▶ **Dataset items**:

::::::::::

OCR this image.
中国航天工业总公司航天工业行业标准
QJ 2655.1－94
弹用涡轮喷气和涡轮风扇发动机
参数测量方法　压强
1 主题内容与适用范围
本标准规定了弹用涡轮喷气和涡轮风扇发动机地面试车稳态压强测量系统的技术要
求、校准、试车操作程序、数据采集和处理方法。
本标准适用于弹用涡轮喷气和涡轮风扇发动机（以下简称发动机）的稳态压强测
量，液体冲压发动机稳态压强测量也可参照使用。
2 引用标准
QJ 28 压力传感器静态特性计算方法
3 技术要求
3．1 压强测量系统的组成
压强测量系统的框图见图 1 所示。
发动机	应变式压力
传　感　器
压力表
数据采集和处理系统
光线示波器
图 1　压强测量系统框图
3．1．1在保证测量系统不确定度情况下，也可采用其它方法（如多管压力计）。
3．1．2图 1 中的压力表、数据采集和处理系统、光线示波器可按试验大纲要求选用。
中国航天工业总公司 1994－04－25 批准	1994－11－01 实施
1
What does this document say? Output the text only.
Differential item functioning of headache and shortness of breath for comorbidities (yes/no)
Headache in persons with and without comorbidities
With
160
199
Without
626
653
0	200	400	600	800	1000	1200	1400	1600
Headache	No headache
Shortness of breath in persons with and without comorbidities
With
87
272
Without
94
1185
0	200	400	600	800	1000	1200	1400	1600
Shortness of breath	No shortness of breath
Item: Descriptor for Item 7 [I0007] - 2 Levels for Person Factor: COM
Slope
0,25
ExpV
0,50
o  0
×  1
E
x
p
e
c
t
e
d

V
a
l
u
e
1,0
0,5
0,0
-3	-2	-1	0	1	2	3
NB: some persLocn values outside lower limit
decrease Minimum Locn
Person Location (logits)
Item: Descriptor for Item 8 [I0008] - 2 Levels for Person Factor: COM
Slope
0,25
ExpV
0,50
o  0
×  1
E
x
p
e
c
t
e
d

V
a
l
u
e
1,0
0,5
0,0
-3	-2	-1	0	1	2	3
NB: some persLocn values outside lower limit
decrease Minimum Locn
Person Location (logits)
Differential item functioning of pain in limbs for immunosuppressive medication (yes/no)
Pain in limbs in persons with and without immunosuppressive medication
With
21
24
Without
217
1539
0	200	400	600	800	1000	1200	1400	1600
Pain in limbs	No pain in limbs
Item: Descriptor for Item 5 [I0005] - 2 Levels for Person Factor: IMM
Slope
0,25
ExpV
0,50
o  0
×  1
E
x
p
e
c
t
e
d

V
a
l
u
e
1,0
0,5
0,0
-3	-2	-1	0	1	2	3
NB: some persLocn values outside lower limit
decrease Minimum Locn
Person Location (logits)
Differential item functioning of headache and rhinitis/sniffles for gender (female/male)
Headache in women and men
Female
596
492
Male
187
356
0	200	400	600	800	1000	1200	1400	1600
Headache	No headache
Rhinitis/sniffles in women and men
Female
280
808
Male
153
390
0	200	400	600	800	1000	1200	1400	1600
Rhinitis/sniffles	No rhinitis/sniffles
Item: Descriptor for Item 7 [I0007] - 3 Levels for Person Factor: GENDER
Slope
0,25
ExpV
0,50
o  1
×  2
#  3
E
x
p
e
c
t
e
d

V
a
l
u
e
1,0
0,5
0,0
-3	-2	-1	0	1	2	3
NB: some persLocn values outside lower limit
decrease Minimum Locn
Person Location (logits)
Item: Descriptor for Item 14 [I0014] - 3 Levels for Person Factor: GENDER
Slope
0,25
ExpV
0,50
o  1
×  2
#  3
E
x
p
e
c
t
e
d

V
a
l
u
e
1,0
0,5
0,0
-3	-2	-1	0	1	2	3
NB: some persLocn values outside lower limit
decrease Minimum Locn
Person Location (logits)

::::::::::

▶ **WRITTEN INSTRUCTION**: Produce a verbatim transcription of the entries above.

▶ **SOLUTION TO THE EXERCISE**:
OCR this image.
中国航天工业总公司航天工业行业标准
QJ 2655.1－94
弹用涡轮喷气和涡轮风扇发动机
参数测量方法　压强
1 主题内容与适用范围
本标准规定了弹用涡轮喷气和涡轮风扇发动机地面试车稳态压强测量系统的技术要
求、校准、试车操作程序、数据采集和处理方法。
本标准适用于弹用涡轮喷气和涡轮风扇发动机（以下简称发动机）的稳态压强测
量，液体冲压发动机稳态压强测量也可参照使用。
2 引用标准
QJ 28 压力传感器静态特性计算方法
3 技术要求
3．1 压强测量系统的组成
压强测量系统的框图见图 1 所示。
发动机	应变式压力
传　感　器
压力表
数据采集和处理系统
光线示波器
图 1　压强测量系统框图
3．1．1在保证测量系统不确定度情况下，也可采用其它方法（如多管压力计）。
3．1．2图 1 中的压力表、数据采集和处理系统、光线示波器可按试验大纲要求选用。
中国航天工业总公司 1994－04－25 批准	1994－11－01 实施
1
What does this document say? Output the text only.
Differential item functioning of headache and shortness of breath for comorbidities (yes/no)
Headache in persons with and without comorbidities
With
160
199
Without
626
653
0	200	400	600	800	1000	1200	1400	1600
Headache	No headache
Shortness of breath in persons with and without comorbidities
With
87
272
Without
94
1185
0	200	400	600	800	1000	1200	1400	1600
Shortness of breath	No shortness of breath
Item: Descriptor for Item 7 [I0007] - 2 Levels for Person Factor: COM
Slope
0,25
ExpV
0,50
o  0
×  1
E
x
p
e
c
t
e
d

V
a
l
u
e
1,0
0,5
0,0
-3	-2	-1	0	1	2	3
NB: some persLocn values outside lower limit
decrease Minimum Locn
Person Location (logits)
Item: Descriptor for Item 8 [I0008] - 2 Levels for Person Factor: COM
Slope
0,25
ExpV
0,50
o  0
×  1
E
x
p
e
c
t
e
d

V
a
l
u
e
1,0
0,5
0,0
-3	-2	-1	0	1	2	3
NB: some persLocn values outside lower limit
decrease Minimum Locn
Person Location (logits)
Differential item functioning of pain in limbs for immunosuppressive medication (yes/no)
Pain in limbs in persons with and without immunosuppressive medication
With
21
24
Without
217
1539
0	200	400	600	800	1000	1200	1400	1600
Pain in limbs	No pain in limbs
Item: Descriptor for Item 5 [I0005] - 2 Levels for Person Factor: IMM
Slope
0,25
ExpV
0,50
o  0
×  1
E
x
p
e
c
t
e
d

V
a
l
u
e
1,0
0,5
0,0
-3	-2	-1	0	1	2	3
NB: some persLocn values outside lower limit
decrease Minimum Locn
Person Location (logits)
Differential item functioning of headache and rhinitis/sniffles for gender (female/male)
Headache in women and men
Female
596
492
Male
187
356
0	200	400	600	800	1000	1200	1400	1600
Headache	No headache
Rhinitis/sniffles in women and men
Female
280
808
Male
153
390
0	200	400	600	800	1000	1200	1400	1600
Rhinitis/sniffles	No rhinitis/sniffles
Item: Descriptor for Item 7 [I0007] - 3 Levels for Person Factor: GENDER
Slope
0,25
ExpV
0,50
o  1
×  2
#  3
E
x
p
e
c
t
e
d

V
a
l
u
e
1,0
0,5
0,0
-3	-2	-1	0	1	2	3
NB: some persLocn values outside lower limit
decrease Minimum Locn
Person Location (logits)
Item: Descriptor for Item 14 [I0014] - 3 Levels for Person Factor: GENDER
Slope
0,25
ExpV
0,50
o  1
×  2
#  3
E
x
p
e
c
t
e
d

V
a
l
u
e
1,0
0,5
0,0
-3	-2	-1	0	1	2	3
NB: some persLocn values outside lower limit
decrease Minimum Locn
Person Location (logits)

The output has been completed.